Dataset records:

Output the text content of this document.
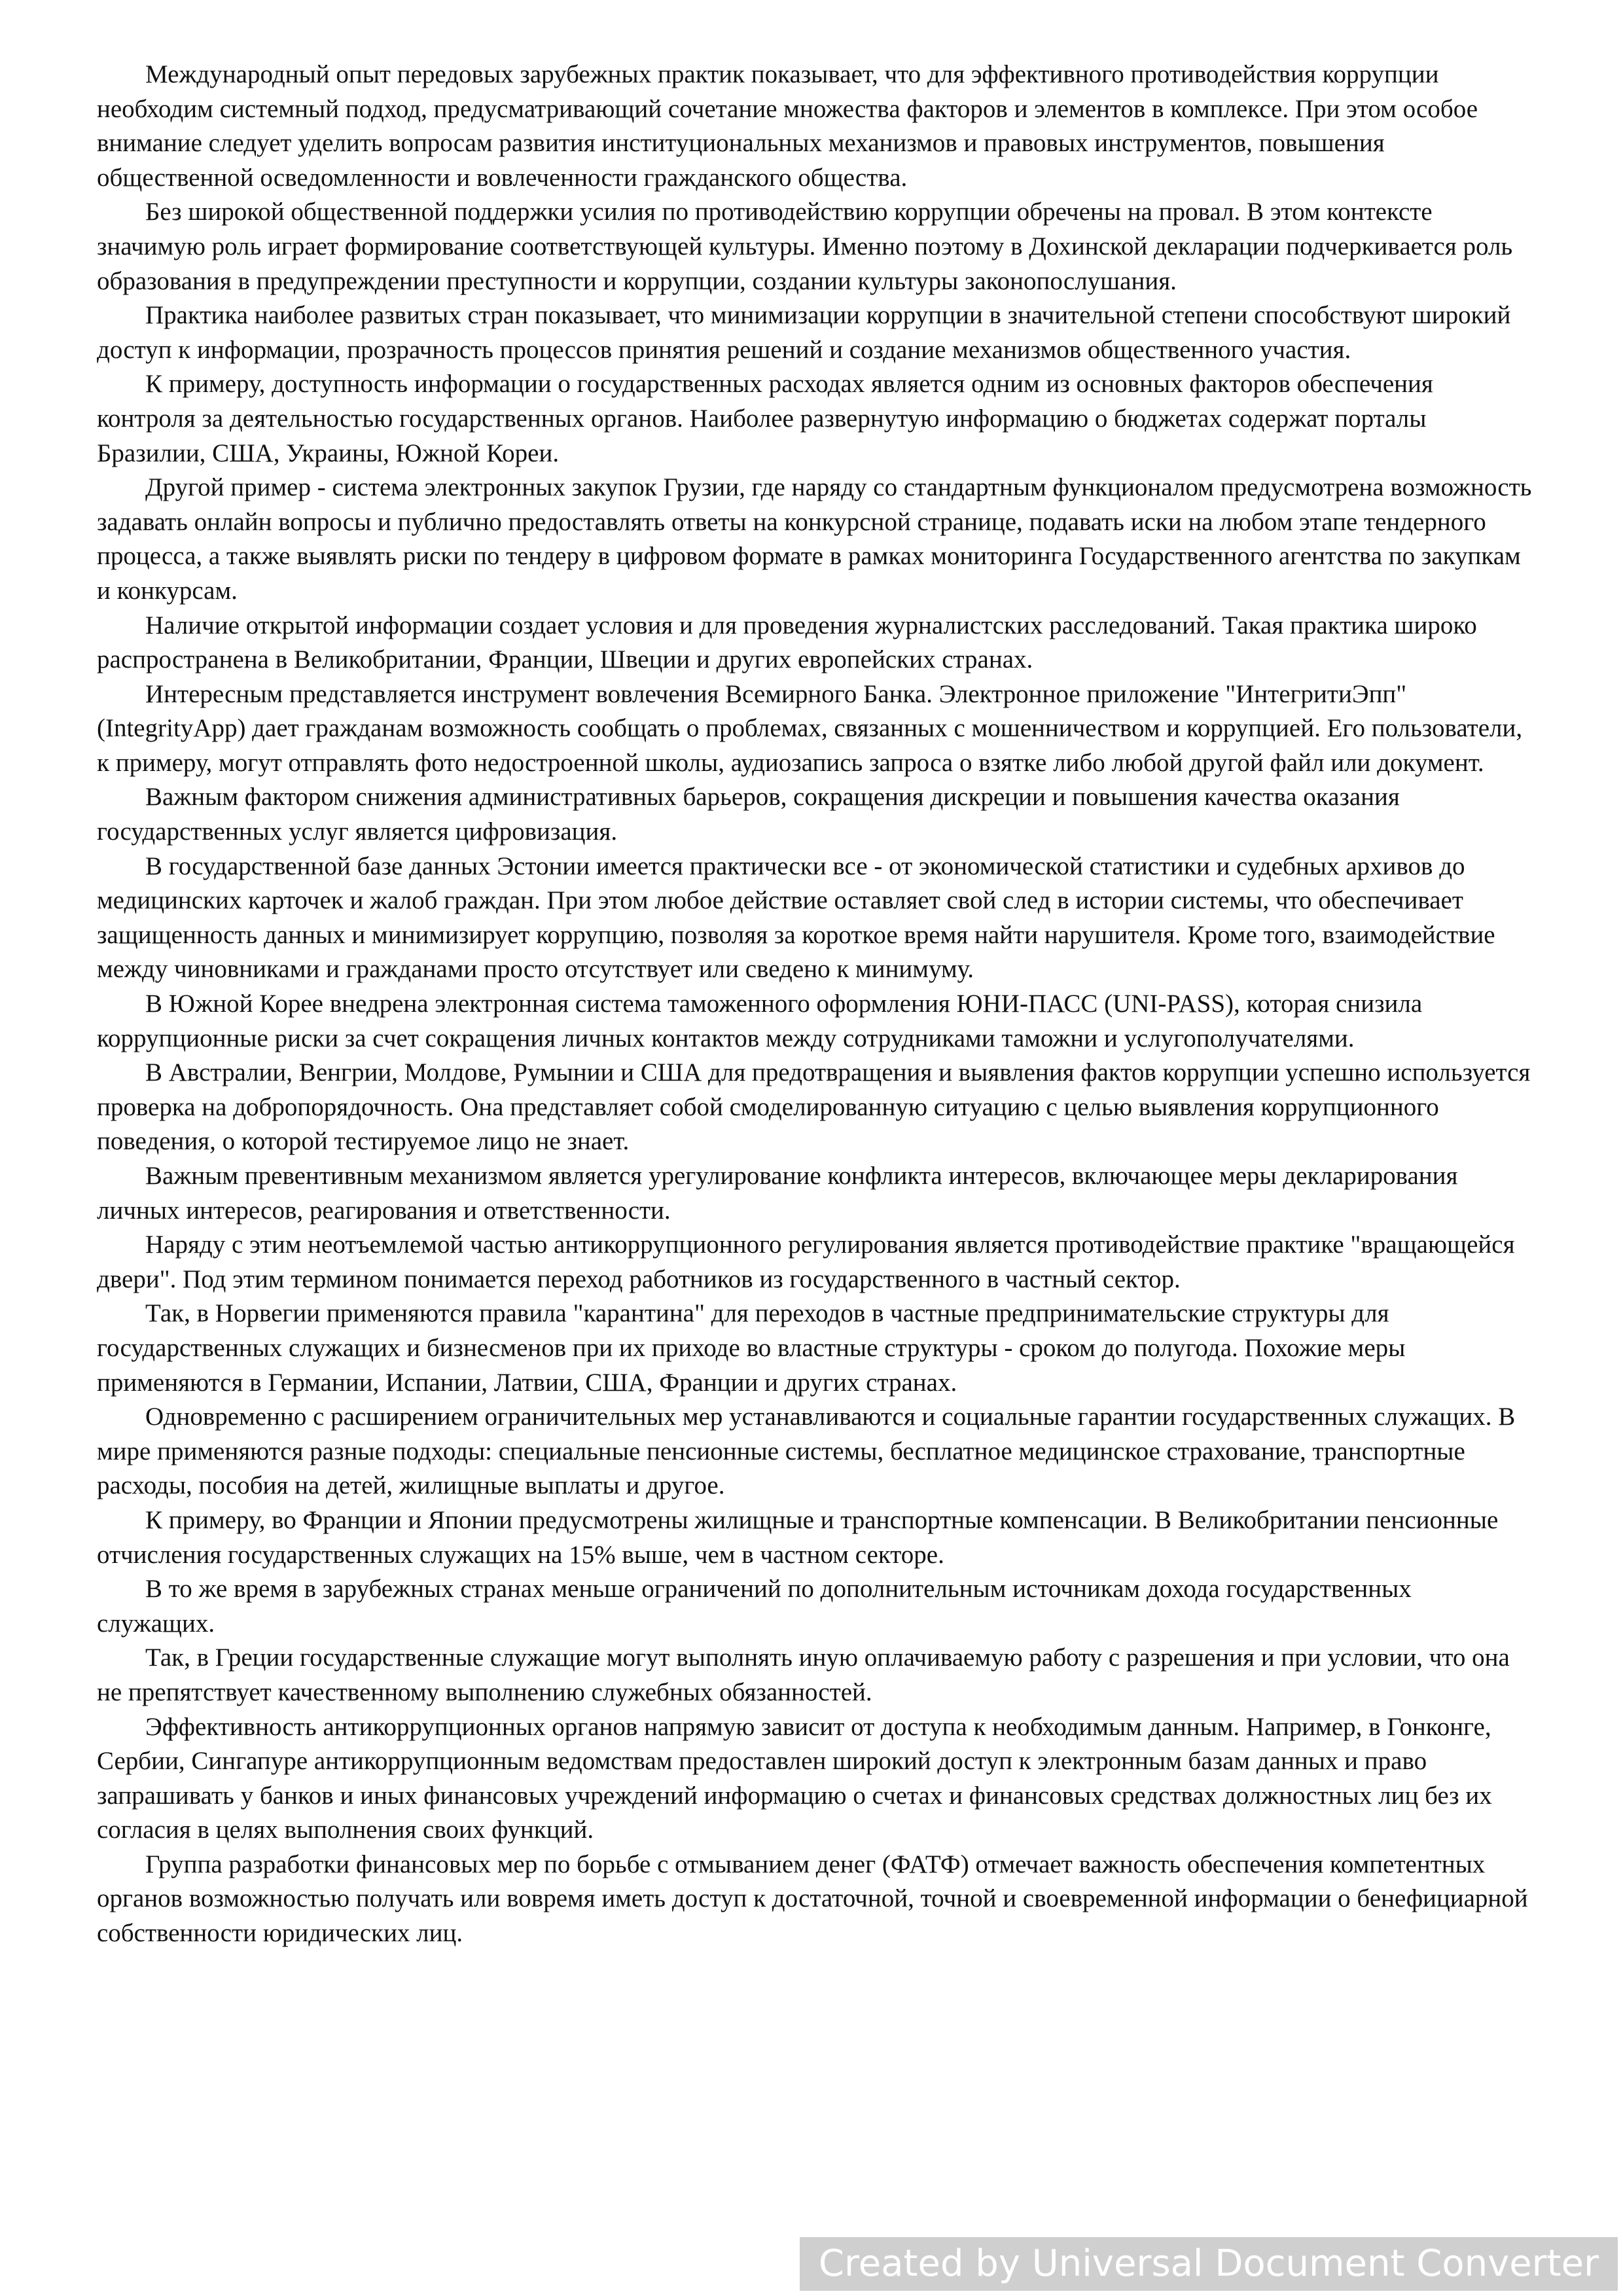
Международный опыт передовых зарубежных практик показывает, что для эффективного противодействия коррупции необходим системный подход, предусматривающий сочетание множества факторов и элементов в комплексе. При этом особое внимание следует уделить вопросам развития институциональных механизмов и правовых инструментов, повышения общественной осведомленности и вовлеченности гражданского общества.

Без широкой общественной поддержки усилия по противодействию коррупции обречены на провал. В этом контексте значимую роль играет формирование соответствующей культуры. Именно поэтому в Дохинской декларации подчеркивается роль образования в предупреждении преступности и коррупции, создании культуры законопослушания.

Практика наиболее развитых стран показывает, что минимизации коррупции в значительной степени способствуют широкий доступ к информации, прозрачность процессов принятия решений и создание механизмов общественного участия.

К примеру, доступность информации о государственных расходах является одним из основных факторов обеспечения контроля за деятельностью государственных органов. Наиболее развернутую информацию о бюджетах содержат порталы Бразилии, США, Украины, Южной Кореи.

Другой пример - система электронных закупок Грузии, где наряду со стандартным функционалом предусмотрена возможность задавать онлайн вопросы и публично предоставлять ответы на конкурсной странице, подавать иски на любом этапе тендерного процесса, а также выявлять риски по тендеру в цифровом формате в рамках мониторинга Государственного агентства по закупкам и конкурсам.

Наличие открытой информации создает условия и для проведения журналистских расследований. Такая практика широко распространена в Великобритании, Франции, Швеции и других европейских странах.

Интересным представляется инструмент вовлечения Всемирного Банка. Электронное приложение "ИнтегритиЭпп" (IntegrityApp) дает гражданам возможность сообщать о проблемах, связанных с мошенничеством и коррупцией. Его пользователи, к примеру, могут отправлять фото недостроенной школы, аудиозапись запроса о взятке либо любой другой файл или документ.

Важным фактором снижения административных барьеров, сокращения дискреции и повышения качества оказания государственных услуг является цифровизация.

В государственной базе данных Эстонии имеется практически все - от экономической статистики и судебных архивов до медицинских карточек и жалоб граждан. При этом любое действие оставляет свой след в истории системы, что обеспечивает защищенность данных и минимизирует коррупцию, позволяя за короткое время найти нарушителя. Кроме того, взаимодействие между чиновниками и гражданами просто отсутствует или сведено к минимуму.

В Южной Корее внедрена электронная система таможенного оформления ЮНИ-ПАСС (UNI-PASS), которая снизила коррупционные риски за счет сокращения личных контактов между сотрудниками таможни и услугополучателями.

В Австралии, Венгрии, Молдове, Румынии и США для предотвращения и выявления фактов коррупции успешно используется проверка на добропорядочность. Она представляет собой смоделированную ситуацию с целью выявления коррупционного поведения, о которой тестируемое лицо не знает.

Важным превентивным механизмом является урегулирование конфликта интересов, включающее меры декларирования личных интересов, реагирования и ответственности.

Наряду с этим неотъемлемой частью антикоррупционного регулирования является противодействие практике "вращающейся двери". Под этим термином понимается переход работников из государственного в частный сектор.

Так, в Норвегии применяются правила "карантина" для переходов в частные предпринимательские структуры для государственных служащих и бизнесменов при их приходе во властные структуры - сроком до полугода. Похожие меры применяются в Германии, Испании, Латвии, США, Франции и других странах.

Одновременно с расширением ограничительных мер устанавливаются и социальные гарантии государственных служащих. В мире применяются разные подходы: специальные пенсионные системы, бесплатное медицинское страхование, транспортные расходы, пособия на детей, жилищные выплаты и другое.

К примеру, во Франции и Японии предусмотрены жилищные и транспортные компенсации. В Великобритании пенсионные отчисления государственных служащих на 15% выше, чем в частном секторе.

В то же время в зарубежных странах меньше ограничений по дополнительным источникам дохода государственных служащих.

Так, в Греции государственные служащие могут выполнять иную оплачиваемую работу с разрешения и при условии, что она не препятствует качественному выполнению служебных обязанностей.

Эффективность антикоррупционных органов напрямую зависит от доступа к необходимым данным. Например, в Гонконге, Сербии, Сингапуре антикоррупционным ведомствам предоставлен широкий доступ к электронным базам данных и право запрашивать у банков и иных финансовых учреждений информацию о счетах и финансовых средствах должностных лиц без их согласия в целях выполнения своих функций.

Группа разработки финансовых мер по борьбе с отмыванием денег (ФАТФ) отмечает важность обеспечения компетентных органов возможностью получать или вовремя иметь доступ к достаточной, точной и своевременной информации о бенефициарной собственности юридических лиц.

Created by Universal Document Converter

--

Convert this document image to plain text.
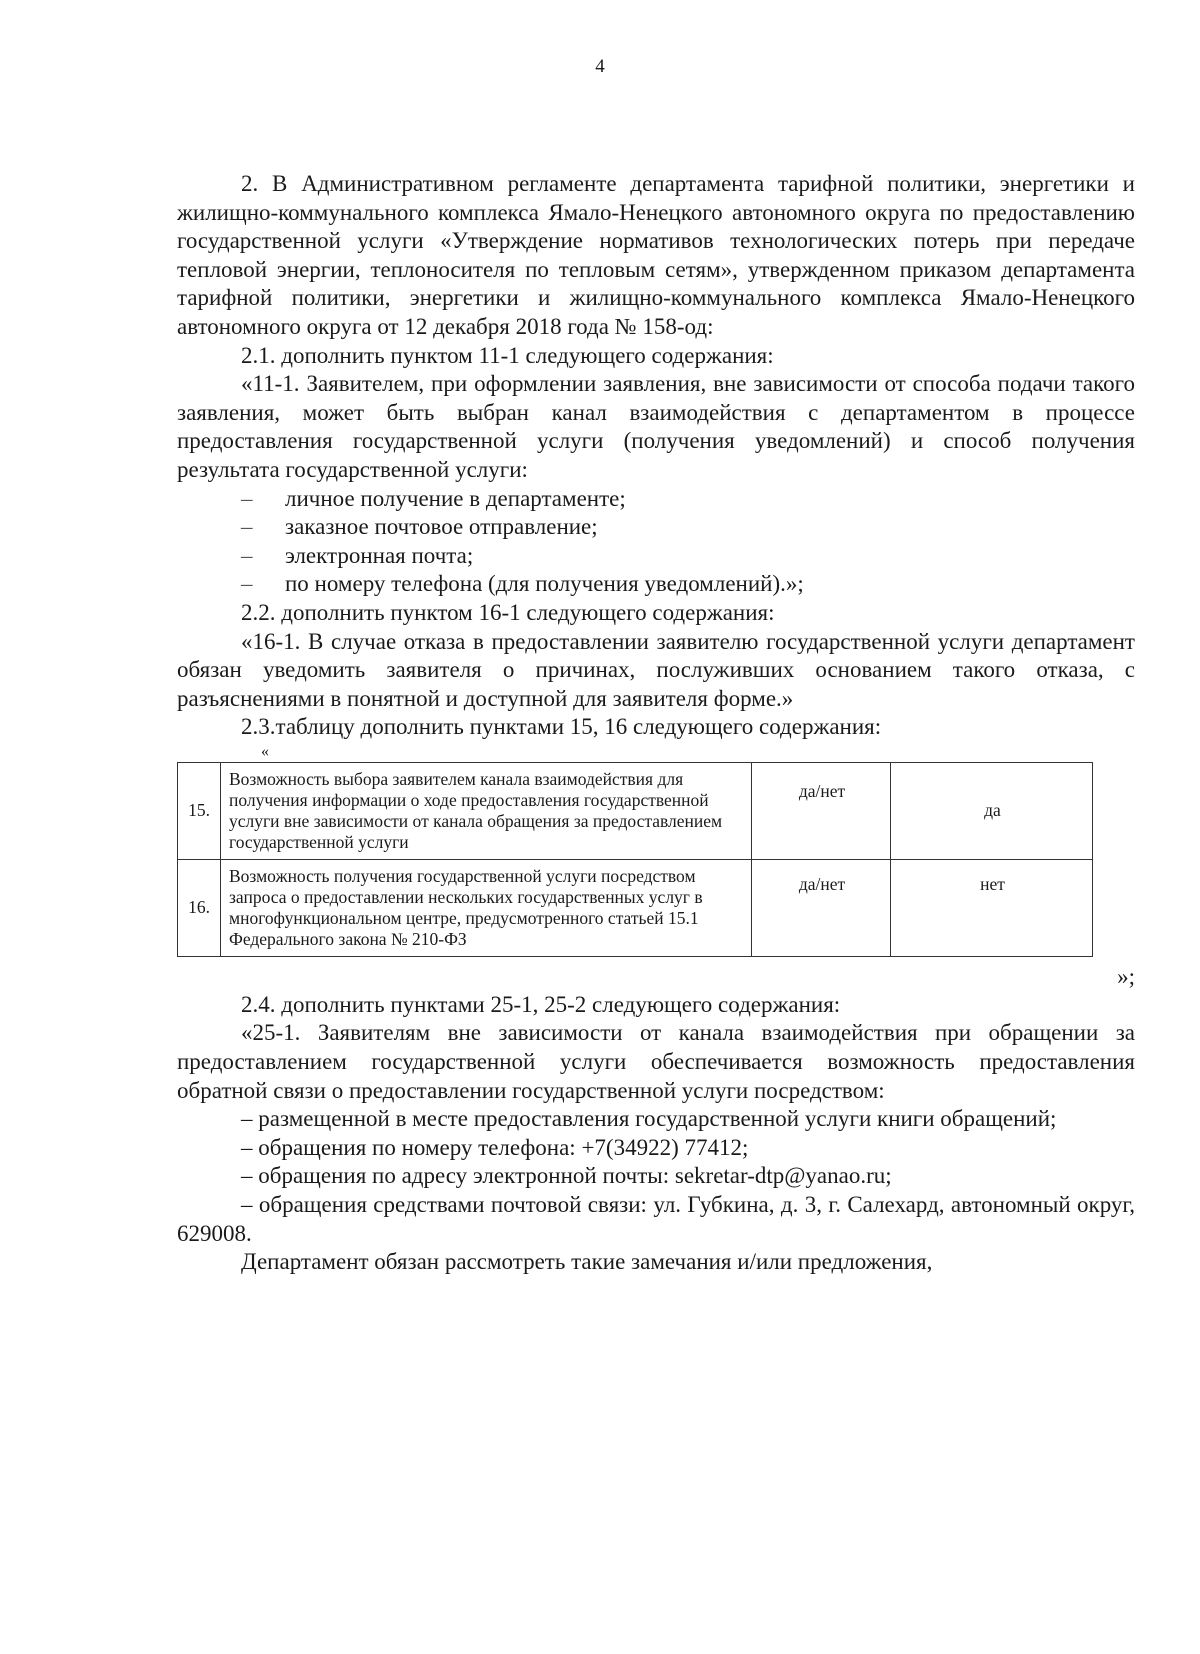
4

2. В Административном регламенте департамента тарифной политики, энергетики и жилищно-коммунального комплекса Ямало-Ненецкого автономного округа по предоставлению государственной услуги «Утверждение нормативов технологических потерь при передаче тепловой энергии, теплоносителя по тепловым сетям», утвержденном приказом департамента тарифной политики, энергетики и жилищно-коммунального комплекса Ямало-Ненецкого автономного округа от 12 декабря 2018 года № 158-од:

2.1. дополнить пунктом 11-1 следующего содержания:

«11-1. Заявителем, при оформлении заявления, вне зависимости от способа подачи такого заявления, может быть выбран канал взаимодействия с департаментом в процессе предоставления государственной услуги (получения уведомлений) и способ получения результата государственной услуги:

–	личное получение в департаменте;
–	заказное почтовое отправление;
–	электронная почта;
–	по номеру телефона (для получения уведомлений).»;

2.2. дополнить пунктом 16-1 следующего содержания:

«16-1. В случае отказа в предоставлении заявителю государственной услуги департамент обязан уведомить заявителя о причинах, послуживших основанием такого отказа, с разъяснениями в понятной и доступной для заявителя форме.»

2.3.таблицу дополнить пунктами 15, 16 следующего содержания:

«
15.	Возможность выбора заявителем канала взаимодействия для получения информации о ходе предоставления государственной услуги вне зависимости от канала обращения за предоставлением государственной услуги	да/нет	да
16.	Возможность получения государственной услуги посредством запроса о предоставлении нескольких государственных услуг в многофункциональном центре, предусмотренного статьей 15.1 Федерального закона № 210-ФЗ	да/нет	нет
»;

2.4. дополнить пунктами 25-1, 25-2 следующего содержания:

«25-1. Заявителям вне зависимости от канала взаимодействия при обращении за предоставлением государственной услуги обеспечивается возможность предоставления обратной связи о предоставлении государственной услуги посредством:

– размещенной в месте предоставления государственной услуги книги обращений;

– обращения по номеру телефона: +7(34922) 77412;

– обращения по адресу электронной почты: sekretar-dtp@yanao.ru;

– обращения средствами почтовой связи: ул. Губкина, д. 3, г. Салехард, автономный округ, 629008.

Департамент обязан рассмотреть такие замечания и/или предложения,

EXERCISE DESCRIPTION: Report how many lines of the preceding records include "this". Output the number only.

TASK RESPONSE: 2